===== MATERIAL PROVIDED
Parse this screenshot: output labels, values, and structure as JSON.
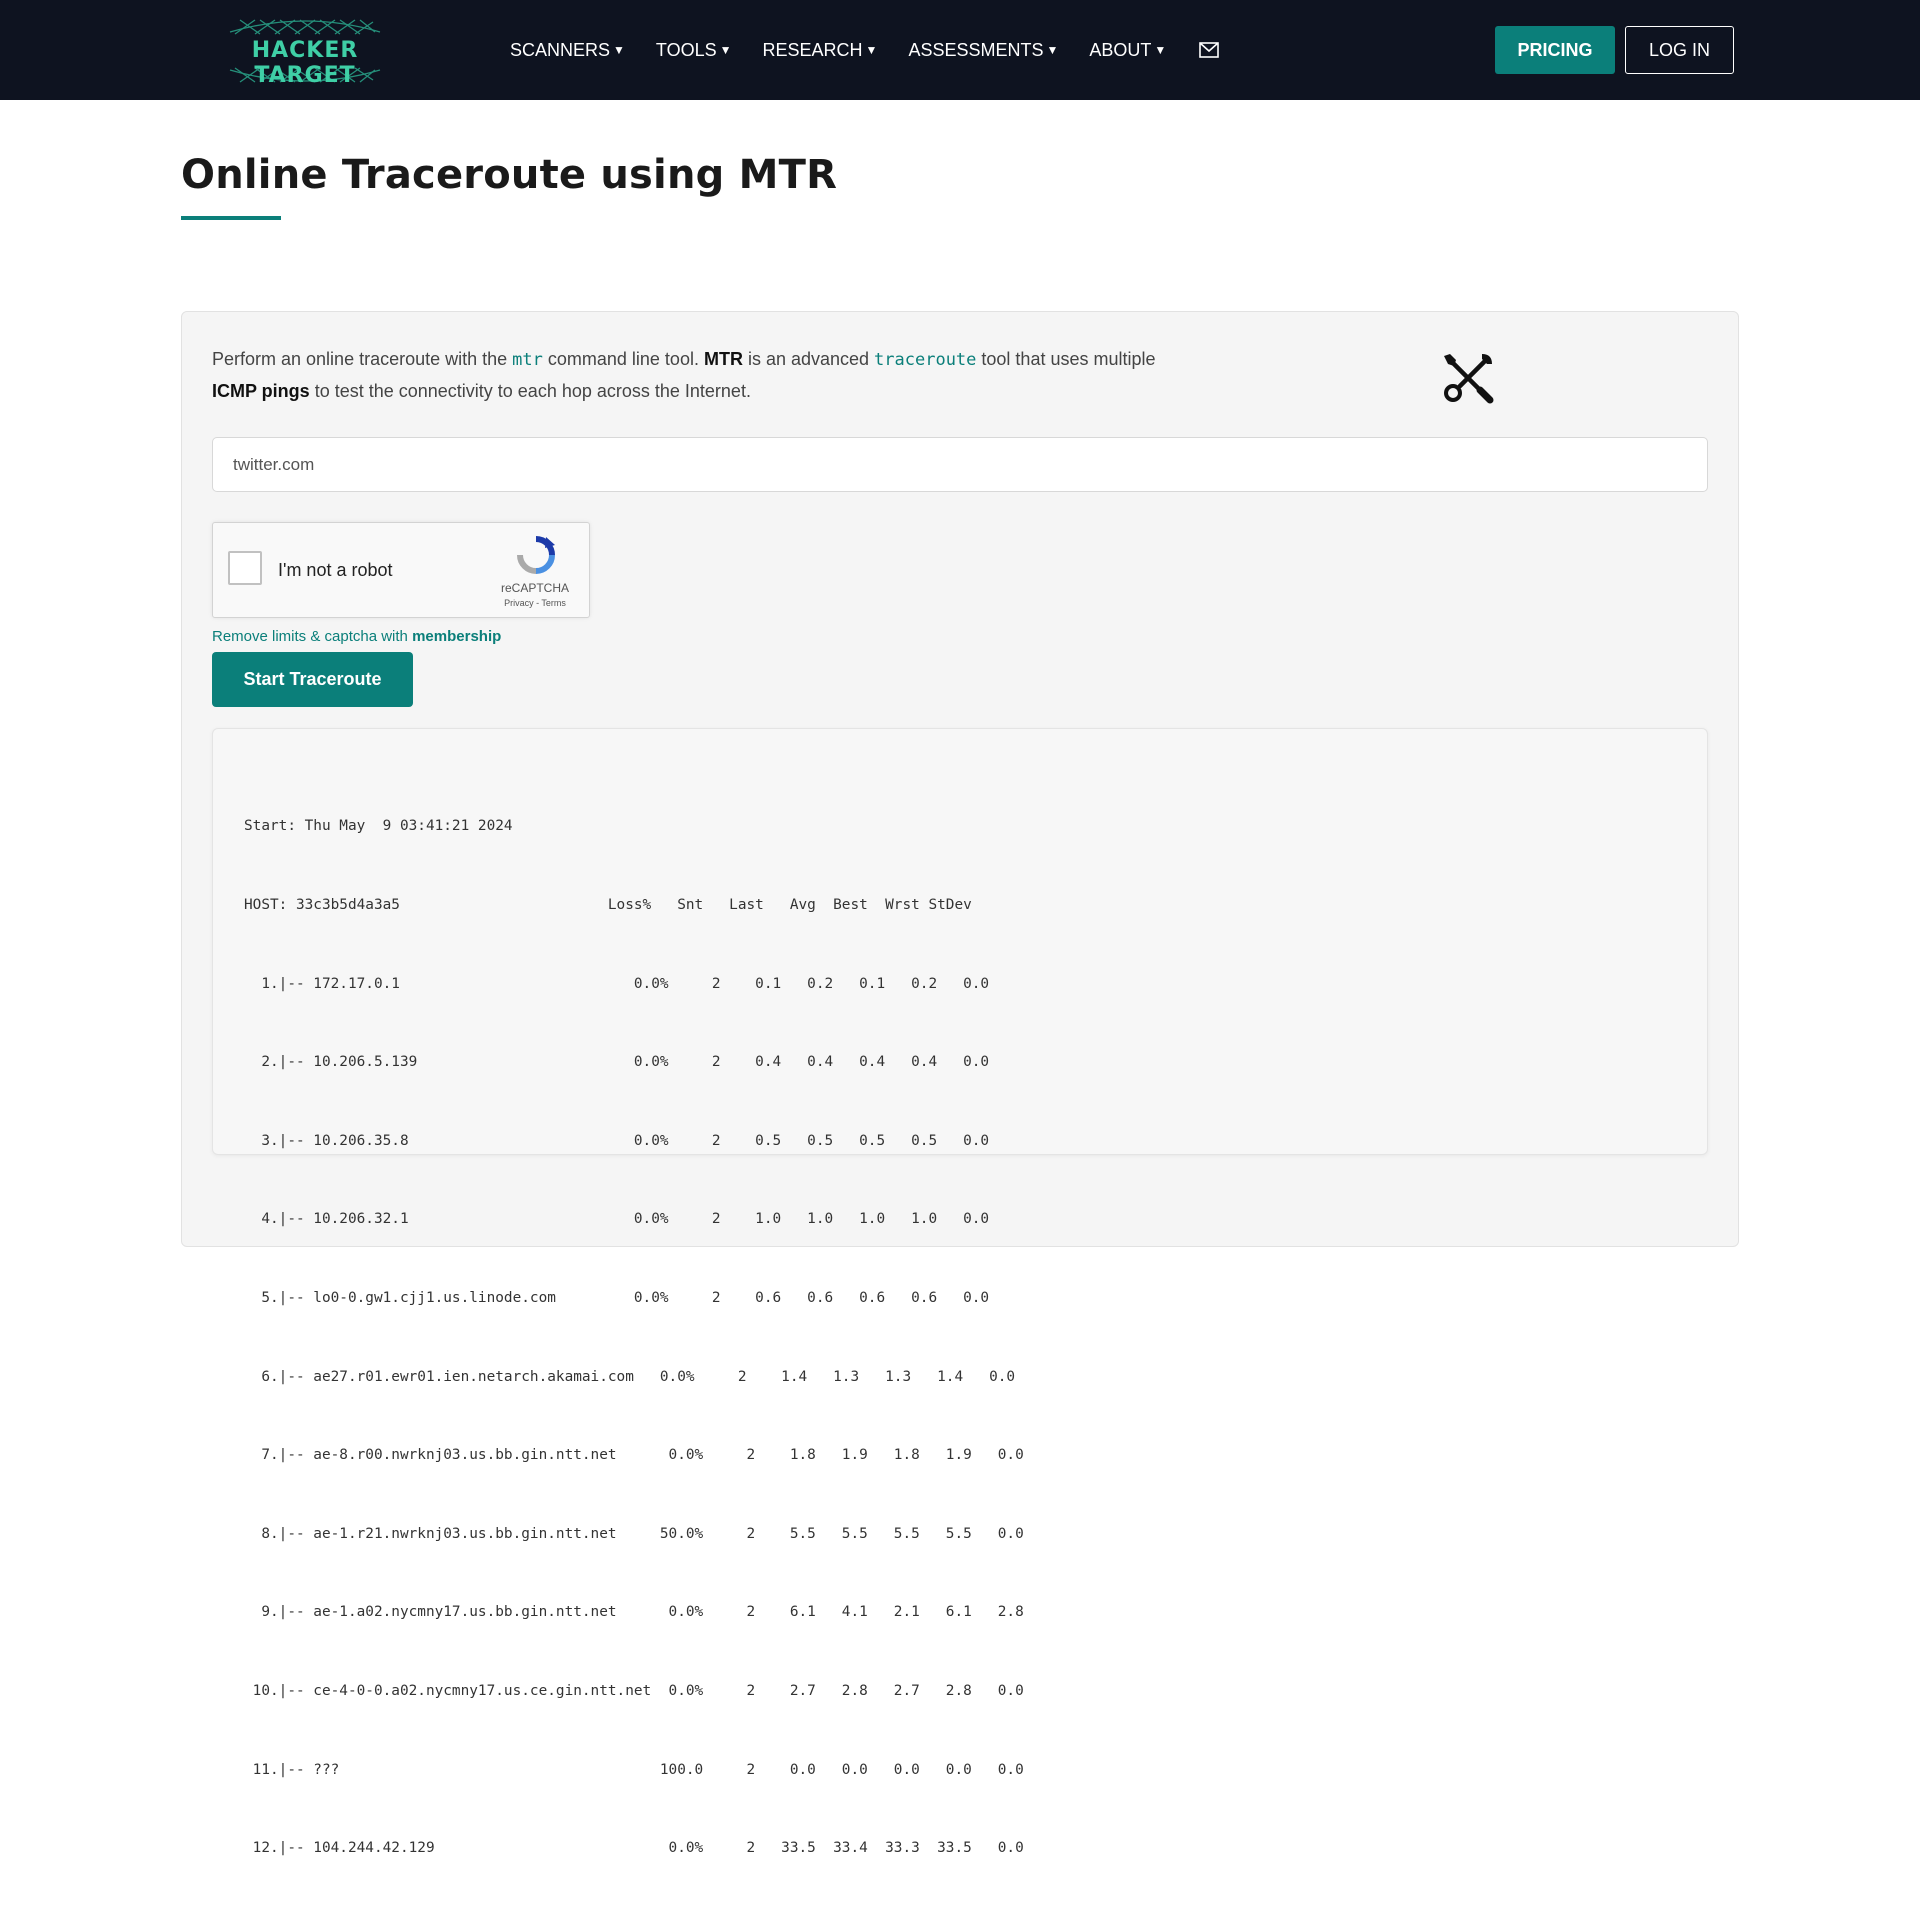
{
  "brand": {
    "name": "HACKER TARGET",
    "accent": "#0b7f7a",
    "logo_color": "#3fcfa6",
    "nav_bg": "#0e1320"
  },
  "nav": {
    "items": [
      {
        "label": "SCANNERS"
      },
      {
        "label": "TOOLS"
      },
      {
        "label": "RESEARCH"
      },
      {
        "label": "ASSESSMENTS"
      },
      {
        "label": "ABOUT"
      }
    ],
    "mail_icon": "envelope-icon",
    "pricing": "PRICING",
    "login": "LOG IN"
  },
  "page": {
    "title": "Online Traceroute using MTR"
  },
  "intro": {
    "p1": "Perform an online traceroute with the ",
    "code1": "mtr",
    "p2": " command line tool. ",
    "b1": "MTR",
    "p3": " is an advanced ",
    "code2": "traceroute",
    "p4": " tool that uses multiple ",
    "b2": "ICMP pings",
    "p5": " to test the connectivity to each hop across the Internet.",
    "icon": "tools-icon"
  },
  "form": {
    "target_value": "twitter.com",
    "captcha_label": "I'm not a robot",
    "captcha_brand": "reCAPTCHA",
    "captcha_links": "Privacy - Terms",
    "membership_prefix": "Remove limits & captcha with ",
    "membership_link": "membership",
    "start_button": "Start Traceroute"
  },
  "output": {
    "lines": [
      "Start: Thu May  9 03:41:21 2024",
      "HOST: 33c3b5d4a3a5                        Loss%   Snt   Last   Avg  Best  Wrst StDev",
      "  1.|-- 172.17.0.1                           0.0%     2    0.1   0.2   0.1   0.2   0.0",
      "  2.|-- 10.206.5.139                         0.0%     2    0.4   0.4   0.4   0.4   0.0",
      "  3.|-- 10.206.35.8                          0.0%     2    0.5   0.5   0.5   0.5   0.0",
      "  4.|-- 10.206.32.1                          0.0%     2    1.0   1.0   1.0   1.0   0.0",
      "  5.|-- lo0-0.gw1.cjj1.us.linode.com         0.0%     2    0.6   0.6   0.6   0.6   0.0",
      "  6.|-- ae27.r01.ewr01.ien.netarch.akamai.com   0.0%     2    1.4   1.3   1.3   1.4   0.0",
      "  7.|-- ae-8.r00.nwrknj03.us.bb.gin.ntt.net      0.0%     2    1.8   1.9   1.8   1.9   0.0",
      "  8.|-- ae-1.r21.nwrknj03.us.bb.gin.ntt.net     50.0%     2    5.5   5.5   5.5   5.5   0.0",
      "  9.|-- ae-1.a02.nycmny17.us.bb.gin.ntt.net      0.0%     2    6.1   4.1   2.1   6.1   2.8",
      " 10.|-- ce-4-0-0.a02.nycmny17.us.ce.gin.ntt.net  0.0%     2    2.7   2.8   2.7   2.8   0.0",
      " 11.|-- ???                                     100.0     2    0.0   0.0   0.0   0.0   0.0",
      " 12.|-- 104.244.42.129                           0.0%     2   33.5  33.4  33.3  33.5   0.0"
    ]
  }
}
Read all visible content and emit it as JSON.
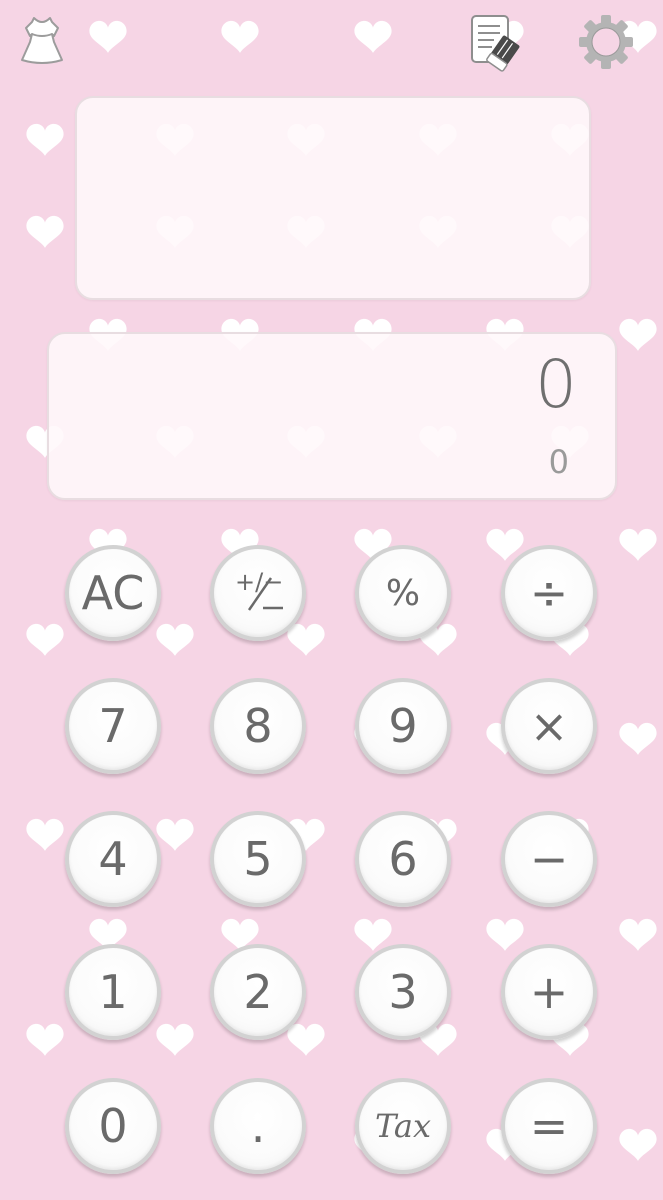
==========
JOB. Give the material again exactly as it is, but keep the pictures out.

THE SOLUTION.
Parse this screenshot: output labels, values, and structure as JSON.
{
  "brand": {
    "name": "HACKER TARGET",
    "accent": "#0b7f7a",
    "logo_color": "#3fcfa6",
    "nav_bg": "#0e1320"
  },
  "nav": {
    "items": [
      {
        "label": "SCANNERS"
      },
      {
        "label": "TOOLS"
      },
      {
        "label": "RESEARCH"
      },
      {
        "label": "ASSESSMENTS"
      },
      {
        "label": "ABOUT"
      }
    ],
    "mail_icon": "envelope-icon",
    "pricing": "PRICING",
    "login": "LOG IN"
  },
  "page": {
    "title": "Online Traceroute using MTR"
  },
  "intro": {
    "p1": "Perform an online traceroute with the ",
    "code1": "mtr",
    "p2": " command line tool. ",
    "b1": "MTR",
    "p3": " is an advanced ",
    "code2": "traceroute",
    "p4": " tool that uses multiple ",
    "b2": "ICMP pings",
    "p5": " to test the connectivity to each hop across the Internet.",
    "icon": "tools-icon"
  },
  "form": {
    "target_value": "twitter.com",
    "captcha_label": "I'm not a robot",
    "captcha_brand": "reCAPTCHA",
    "captcha_links": "Privacy - Terms",
    "membership_prefix": "Remove limits & captcha with ",
    "membership_link": "membership",
    "start_button": "Start Traceroute"
  },
  "output": {
    "lines": [
      "Start: Thu May  9 03:41:21 2024",
      "HOST: 33c3b5d4a3a5                        Loss%   Snt   Last   Avg  Best  Wrst StDev",
      "  1.|-- 172.17.0.1                           0.0%     2    0.1   0.2   0.1   0.2   0.0",
      "  2.|-- 10.206.5.139                         0.0%     2    0.4   0.4   0.4   0.4   0.0",
      "  3.|-- 10.206.35.8                          0.0%     2    0.5   0.5   0.5   0.5   0.0",
      "  4.|-- 10.206.32.1                          0.0%     2    1.0   1.0   1.0   1.0   0.0",
      "  5.|-- lo0-0.gw1.cjj1.us.linode.com         0.0%     2    0.6   0.6   0.6   0.6   0.0",
      "  6.|-- ae27.r01.ewr01.ien.netarch.akamai.com   0.0%     2    1.4   1.3   1.3   1.4   0.0",
      "  7.|-- ae-8.r00.nwrknj03.us.bb.gin.ntt.net      0.0%     2    1.8   1.9   1.8   1.9   0.0",
      "  8.|-- ae-1.r21.nwrknj03.us.bb.gin.ntt.net     50.0%     2    5.5   5.5   5.5   5.5   0.0",
      "  9.|-- ae-1.a02.nycmny17.us.bb.gin.ntt.net      0.0%     2    6.1   4.1   2.1   6.1   2.8",
      " 10.|-- ce-4-0-0.a02.nycmny17.us.ce.gin.ntt.net  0.0%     2    2.7   2.8   2.7   2.8   0.0",
      " 11.|-- ???                                     100.0     2    0.0   0.0   0.0   0.0   0.0",
      " 12.|-- 104.244.42.129                           0.0%     2   33.5  33.4  33.3  33.5   0.0"
    ]
  }
}
Read all visible content and emit it as JSON.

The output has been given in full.